## Start Material shown

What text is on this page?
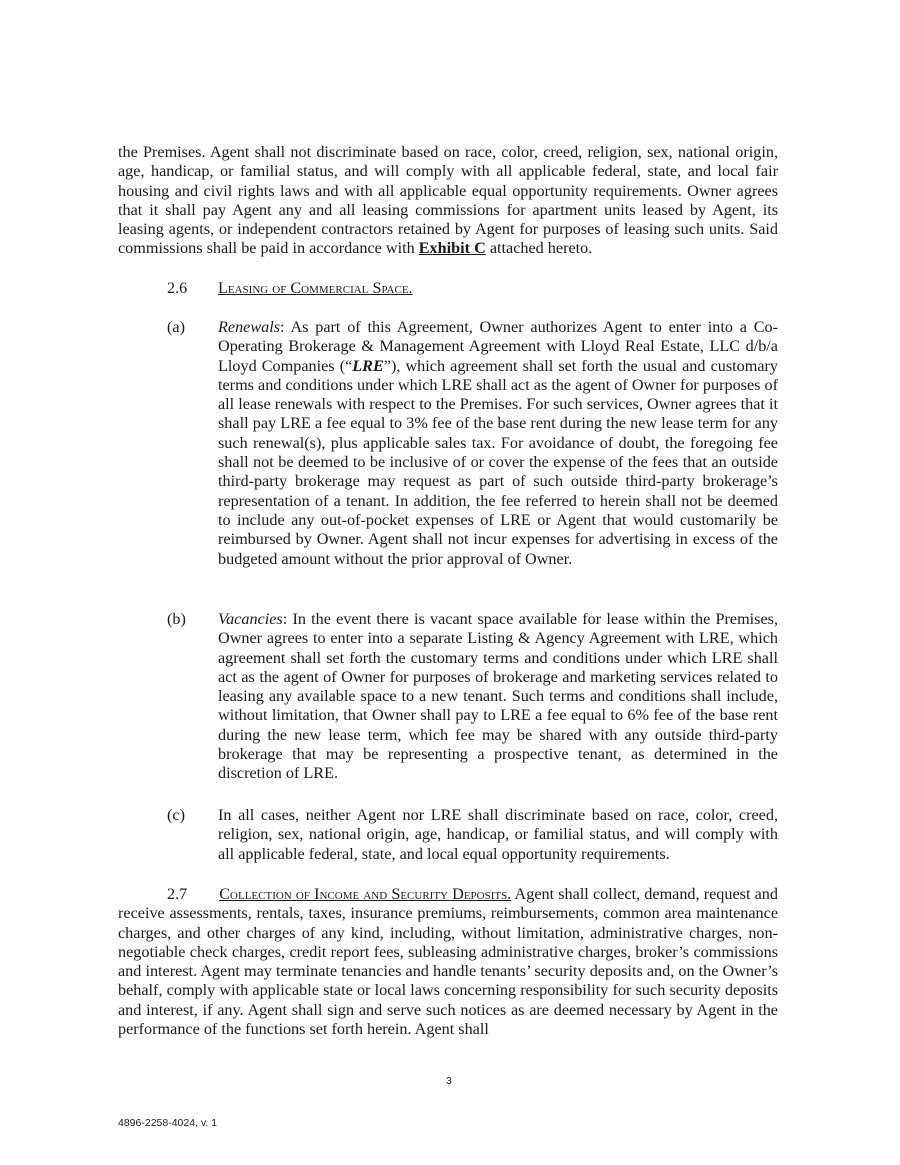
the Premises. Agent shall not discriminate based on race, color, creed, religion, sex, national origin, age, handicap, or familial status, and will comply with all applicable federal, state, and local fair housing and civil rights laws and with all applicable equal opportunity requirements. Owner agrees that it shall pay Agent any and all leasing commissions for apartment units leased by Agent, its leasing agents, or independent contractors retained by Agent for purposes of leasing such units. Said commissions shall be paid in accordance with Exhibit C attached hereto.

2.6 Leasing of Commercial Space.
(a) Renewals: As part of this Agreement, Owner authorizes Agent to enter into a Co-Operating Brokerage & Management Agreement with Lloyd Real Estate, LLC d/b/a Lloyd Companies (“LRE”), which agreement shall set forth the usual and customary terms and conditions under which LRE shall act as the agent of Owner for purposes of all lease renewals with respect to the Premises. For such services, Owner agrees that it shall pay LRE a fee equal to 3% fee of the base rent during the new lease term for any such renewal(s), plus applicable sales tax. For avoidance of doubt, the foregoing fee shall not be deemed to be inclusive of or cover the expense of the fees that an outside third-party brokerage may request as part of such outside third-party brokerage’s representation of a tenant. In addition, the fee referred to herein shall not be deemed to include any out-of-pocket expenses of LRE or Agent that would customarily be reimbursed by Owner. Agent shall not incur expenses for advertising in excess of the budgeted amount without the prior approval of Owner.

(b) Vacancies: In the event there is vacant space available for lease within the Premises, Owner agrees to enter into a separate Listing & Agency Agreement with LRE, which agreement shall set forth the customary terms and conditions under which LRE shall act as the agent of Owner for purposes of brokerage and marketing services related to leasing any available space to a new tenant. Such terms and conditions shall include, without limitation, that Owner shall pay to LRE a fee equal to 6% fee of the base rent during the new lease term, which fee may be shared with any outside third-party brokerage that may be representing a prospective tenant, as determined in the discretion of LRE.

(c) In all cases, neither Agent nor LRE shall discriminate based on race, color, creed, religion, sex, national origin, age, handicap, or familial status, and will comply with all applicable federal, state, and local equal opportunity requirements.

2.7 Collection of Income and Security Deposits. Agent shall collect, demand, request and receive assessments, rentals, taxes, insurance premiums, reimbursements, common area maintenance charges, and other charges of any kind, including, without limitation, administrative charges, non-negotiable check charges, credit report fees, subleasing administrative charges, broker’s commissions and interest. Agent may terminate tenancies and handle tenants’ security deposits and, on the Owner’s behalf, comply with applicable state or local laws concerning responsibility for such security deposits and interest, if any. Agent shall sign and serve such notices as are deemed necessary by Agent in the performance of the functions set forth herein. Agent shall

3
4896-2258-4024, v. 1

## End Material shown

■ Set problem ■
Write out all the entries word for word, but skip any images.

■ Output of the task ■
What text is on this page?
the Premises. Agent shall not discriminate based on race, color, creed, religion, sex, national origin, age, handicap, or familial status, and will comply with all applicable federal, state, and local fair housing and civil rights laws and with all applicable equal opportunity requirements. Owner agrees that it shall pay Agent any and all leasing commissions for apartment units leased by Agent, its leasing agents, or independent contractors retained by Agent for purposes of leasing such units. Said commissions shall be paid in accordance with Exhibit C attached hereto.

2.6 Leasing of Commercial Space.
(a) Renewals: As part of this Agreement, Owner authorizes Agent to enter into a Co-Operating Brokerage & Management Agreement with Lloyd Real Estate, LLC d/b/a Lloyd Companies (“LRE”), which agreement shall set forth the usual and customary terms and conditions under which LRE shall act as the agent of Owner for purposes of all lease renewals with respect to the Premises. For such services, Owner agrees that it shall pay LRE a fee equal to 3% fee of the base rent during the new lease term for any such renewal(s), plus applicable sales tax. For avoidance of doubt, the foregoing fee shall not be deemed to be inclusive of or cover the expense of the fees that an outside third-party brokerage may request as part of such outside third-party brokerage’s representation of a tenant. In addition, the fee referred to herein shall not be deemed to include any out-of-pocket expenses of LRE or Agent that would customarily be reimbursed by Owner. Agent shall not incur expenses for advertising in excess of the budgeted amount without the prior approval of Owner.

(b) Vacancies: In the event there is vacant space available for lease within the Premises, Owner agrees to enter into a separate Listing & Agency Agreement with LRE, which agreement shall set forth the customary terms and conditions under which LRE shall act as the agent of Owner for purposes of brokerage and marketing services related to leasing any available space to a new tenant. Such terms and conditions shall include, without limitation, that Owner shall pay to LRE a fee equal to 6% fee of the base rent during the new lease term, which fee may be shared with any outside third-party brokerage that may be representing a prospective tenant, as determined in the discretion of LRE.

(c) In all cases, neither Agent nor LRE shall discriminate based on race, color, creed, religion, sex, national origin, age, handicap, or familial status, and will comply with all applicable federal, state, and local equal opportunity requirements.

2.7 Collection of Income and Security Deposits. Agent shall collect, demand, request and receive assessments, rentals, taxes, insurance premiums, reimbursements, common area maintenance charges, and other charges of any kind, including, without limitation, administrative charges, non-negotiable check charges, credit report fees, subleasing administrative charges, broker’s commissions and interest. Agent may terminate tenancies and handle tenants’ security deposits and, on the Owner’s behalf, comply with applicable state or local laws concerning responsibility for such security deposits and interest, if any. Agent shall sign and serve such notices as are deemed necessary by Agent in the performance of the functions set forth herein. Agent shall

3
4896-2258-4024, v. 1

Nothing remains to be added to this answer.